+++ GIVEN DATA +++

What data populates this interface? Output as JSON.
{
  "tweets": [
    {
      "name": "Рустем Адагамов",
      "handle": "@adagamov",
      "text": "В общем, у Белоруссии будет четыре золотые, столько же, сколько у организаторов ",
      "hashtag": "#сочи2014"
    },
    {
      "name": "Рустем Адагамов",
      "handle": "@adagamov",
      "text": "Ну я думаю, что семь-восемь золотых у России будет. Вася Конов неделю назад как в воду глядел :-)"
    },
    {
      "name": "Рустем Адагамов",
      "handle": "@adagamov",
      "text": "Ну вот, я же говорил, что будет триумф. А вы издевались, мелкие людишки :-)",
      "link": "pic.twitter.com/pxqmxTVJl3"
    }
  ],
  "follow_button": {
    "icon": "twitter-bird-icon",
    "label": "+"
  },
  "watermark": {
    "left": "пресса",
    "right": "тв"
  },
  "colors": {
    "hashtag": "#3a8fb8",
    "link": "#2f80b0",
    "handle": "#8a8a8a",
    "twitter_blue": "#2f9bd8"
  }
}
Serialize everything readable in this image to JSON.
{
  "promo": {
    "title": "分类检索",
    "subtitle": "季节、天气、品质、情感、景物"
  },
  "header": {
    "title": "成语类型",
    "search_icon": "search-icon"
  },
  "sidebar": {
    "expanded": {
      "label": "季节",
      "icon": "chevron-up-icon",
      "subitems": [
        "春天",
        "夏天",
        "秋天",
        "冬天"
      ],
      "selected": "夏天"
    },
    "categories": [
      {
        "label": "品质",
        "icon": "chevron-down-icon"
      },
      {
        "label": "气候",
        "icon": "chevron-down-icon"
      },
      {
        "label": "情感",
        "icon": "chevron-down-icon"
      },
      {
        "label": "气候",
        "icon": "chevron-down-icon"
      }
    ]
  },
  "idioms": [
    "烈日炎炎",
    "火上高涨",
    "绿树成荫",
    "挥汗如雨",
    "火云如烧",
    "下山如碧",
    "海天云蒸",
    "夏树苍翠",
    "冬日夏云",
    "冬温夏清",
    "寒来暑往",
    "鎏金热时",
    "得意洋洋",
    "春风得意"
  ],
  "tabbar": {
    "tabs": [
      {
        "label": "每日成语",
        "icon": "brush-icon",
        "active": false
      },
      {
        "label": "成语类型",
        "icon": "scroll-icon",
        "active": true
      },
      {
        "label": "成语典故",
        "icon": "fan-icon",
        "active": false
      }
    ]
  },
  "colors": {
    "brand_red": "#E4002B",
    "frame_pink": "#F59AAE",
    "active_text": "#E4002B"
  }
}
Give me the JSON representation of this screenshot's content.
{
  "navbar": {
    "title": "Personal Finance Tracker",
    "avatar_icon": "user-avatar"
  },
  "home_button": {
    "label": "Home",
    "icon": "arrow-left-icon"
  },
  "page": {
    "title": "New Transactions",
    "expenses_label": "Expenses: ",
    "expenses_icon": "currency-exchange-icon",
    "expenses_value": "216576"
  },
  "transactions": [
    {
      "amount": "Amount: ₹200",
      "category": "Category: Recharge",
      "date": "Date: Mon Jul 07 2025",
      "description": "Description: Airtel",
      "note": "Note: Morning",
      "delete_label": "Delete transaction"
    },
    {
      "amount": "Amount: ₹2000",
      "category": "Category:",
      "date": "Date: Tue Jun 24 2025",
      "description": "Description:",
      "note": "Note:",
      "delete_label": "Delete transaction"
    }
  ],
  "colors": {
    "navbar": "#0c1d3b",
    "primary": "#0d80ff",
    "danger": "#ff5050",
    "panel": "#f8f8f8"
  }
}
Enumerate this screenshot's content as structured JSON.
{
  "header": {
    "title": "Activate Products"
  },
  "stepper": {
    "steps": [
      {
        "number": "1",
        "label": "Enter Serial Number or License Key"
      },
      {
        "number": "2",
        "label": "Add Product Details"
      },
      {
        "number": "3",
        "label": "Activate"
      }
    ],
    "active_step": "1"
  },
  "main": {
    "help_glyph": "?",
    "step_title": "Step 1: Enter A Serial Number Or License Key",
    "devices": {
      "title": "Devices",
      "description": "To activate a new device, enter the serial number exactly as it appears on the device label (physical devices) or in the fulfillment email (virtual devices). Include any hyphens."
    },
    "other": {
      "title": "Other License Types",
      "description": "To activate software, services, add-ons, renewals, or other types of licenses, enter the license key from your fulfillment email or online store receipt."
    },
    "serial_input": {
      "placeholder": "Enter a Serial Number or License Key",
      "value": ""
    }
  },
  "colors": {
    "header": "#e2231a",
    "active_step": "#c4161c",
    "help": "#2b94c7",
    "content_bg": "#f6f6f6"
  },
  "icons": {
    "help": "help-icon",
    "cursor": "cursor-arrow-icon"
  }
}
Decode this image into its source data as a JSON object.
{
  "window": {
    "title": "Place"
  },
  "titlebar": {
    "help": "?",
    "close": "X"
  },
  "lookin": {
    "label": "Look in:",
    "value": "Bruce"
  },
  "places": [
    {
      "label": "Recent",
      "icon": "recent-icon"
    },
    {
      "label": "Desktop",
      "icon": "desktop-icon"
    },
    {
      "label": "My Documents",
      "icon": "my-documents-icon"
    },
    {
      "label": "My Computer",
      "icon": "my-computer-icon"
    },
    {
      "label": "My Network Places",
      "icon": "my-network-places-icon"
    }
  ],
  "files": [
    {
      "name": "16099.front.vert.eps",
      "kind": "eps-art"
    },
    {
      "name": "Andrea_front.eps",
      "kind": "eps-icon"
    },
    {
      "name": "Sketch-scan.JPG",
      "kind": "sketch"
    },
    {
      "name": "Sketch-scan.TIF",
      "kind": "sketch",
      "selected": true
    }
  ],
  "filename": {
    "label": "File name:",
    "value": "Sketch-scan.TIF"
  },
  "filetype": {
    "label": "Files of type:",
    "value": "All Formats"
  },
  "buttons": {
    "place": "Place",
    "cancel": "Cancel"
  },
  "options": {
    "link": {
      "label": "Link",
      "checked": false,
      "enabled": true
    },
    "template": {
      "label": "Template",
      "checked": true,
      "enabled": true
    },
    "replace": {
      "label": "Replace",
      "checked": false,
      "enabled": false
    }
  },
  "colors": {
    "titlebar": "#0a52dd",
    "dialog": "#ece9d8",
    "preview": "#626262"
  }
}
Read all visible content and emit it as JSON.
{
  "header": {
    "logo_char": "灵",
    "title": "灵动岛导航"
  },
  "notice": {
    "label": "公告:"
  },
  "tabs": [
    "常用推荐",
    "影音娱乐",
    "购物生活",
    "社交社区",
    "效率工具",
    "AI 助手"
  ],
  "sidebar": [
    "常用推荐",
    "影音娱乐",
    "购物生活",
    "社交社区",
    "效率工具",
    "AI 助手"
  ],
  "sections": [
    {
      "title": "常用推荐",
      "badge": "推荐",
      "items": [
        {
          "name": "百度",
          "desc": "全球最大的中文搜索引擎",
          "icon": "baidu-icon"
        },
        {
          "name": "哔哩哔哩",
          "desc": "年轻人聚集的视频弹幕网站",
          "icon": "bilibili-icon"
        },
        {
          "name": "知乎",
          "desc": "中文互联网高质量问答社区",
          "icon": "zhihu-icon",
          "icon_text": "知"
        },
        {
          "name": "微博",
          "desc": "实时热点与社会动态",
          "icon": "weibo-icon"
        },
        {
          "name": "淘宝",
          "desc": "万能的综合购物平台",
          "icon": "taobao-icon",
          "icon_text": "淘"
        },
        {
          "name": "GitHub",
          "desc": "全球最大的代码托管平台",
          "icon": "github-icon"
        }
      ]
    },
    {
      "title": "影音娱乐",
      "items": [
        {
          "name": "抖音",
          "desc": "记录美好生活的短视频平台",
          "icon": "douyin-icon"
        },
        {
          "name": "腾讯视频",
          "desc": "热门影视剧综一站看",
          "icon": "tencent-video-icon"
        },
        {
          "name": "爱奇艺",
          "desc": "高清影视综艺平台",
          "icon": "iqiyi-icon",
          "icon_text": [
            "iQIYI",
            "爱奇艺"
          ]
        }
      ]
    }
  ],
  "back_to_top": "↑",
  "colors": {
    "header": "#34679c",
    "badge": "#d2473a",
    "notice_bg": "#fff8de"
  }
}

+++

**WORK TO DO**
Only the lines from the one containing "Read all visible content and emit it as JSON." through the end of the entries above belong in the answer; repeat them exactly.

**TASK OUTPUT**
Read all visible content and emit it as JSON.
{
  "header": {
    "logo_char": "灵",
    "title": "灵动岛导航"
  },
  "notice": {
    "label": "公告:"
  },
  "tabs": [
    "常用推荐",
    "影音娱乐",
    "购物生活",
    "社交社区",
    "效率工具",
    "AI 助手"
  ],
  "sidebar": [
    "常用推荐",
    "影音娱乐",
    "购物生活",
    "社交社区",
    "效率工具",
    "AI 助手"
  ],
  "sections": [
    {
      "title": "常用推荐",
      "badge": "推荐",
      "items": [
        {
          "name": "百度",
          "desc": "全球最大的中文搜索引擎",
          "icon": "baidu-icon"
        },
        {
          "name": "哔哩哔哩",
          "desc": "年轻人聚集的视频弹幕网站",
          "icon": "bilibili-icon"
        },
        {
          "name": "知乎",
          "desc": "中文互联网高质量问答社区",
          "icon": "zhihu-icon",
          "icon_text": "知"
        },
        {
          "name": "微博",
          "desc": "实时热点与社会动态",
          "icon": "weibo-icon"
        },
        {
          "name": "淘宝",
          "desc": "万能的综合购物平台",
          "icon": "taobao-icon",
          "icon_text": "淘"
        },
        {
          "name": "GitHub",
          "desc": "全球最大的代码托管平台",
          "icon": "github-icon"
        }
      ]
    },
    {
      "title": "影音娱乐",
      "items": [
        {
          "name": "抖音",
          "desc": "记录美好生活的短视频平台",
          "icon": "douyin-icon"
        },
        {
          "name": "腾讯视频",
          "desc": "热门影视剧综一站看",
          "icon": "tencent-video-icon"
        },
        {
          "name": "爱奇艺",
          "desc": "高清影视综艺平台",
          "icon": "iqiyi-icon",
          "icon_text": [
            "iQIYI",
            "爱奇艺"
          ]
        }
      ]
    }
  ],
  "back_to_top": "↑",
  "colors": {
    "header": "#34679c",
    "badge": "#d2473a",
    "notice_bg": "#fff8de"
  }
}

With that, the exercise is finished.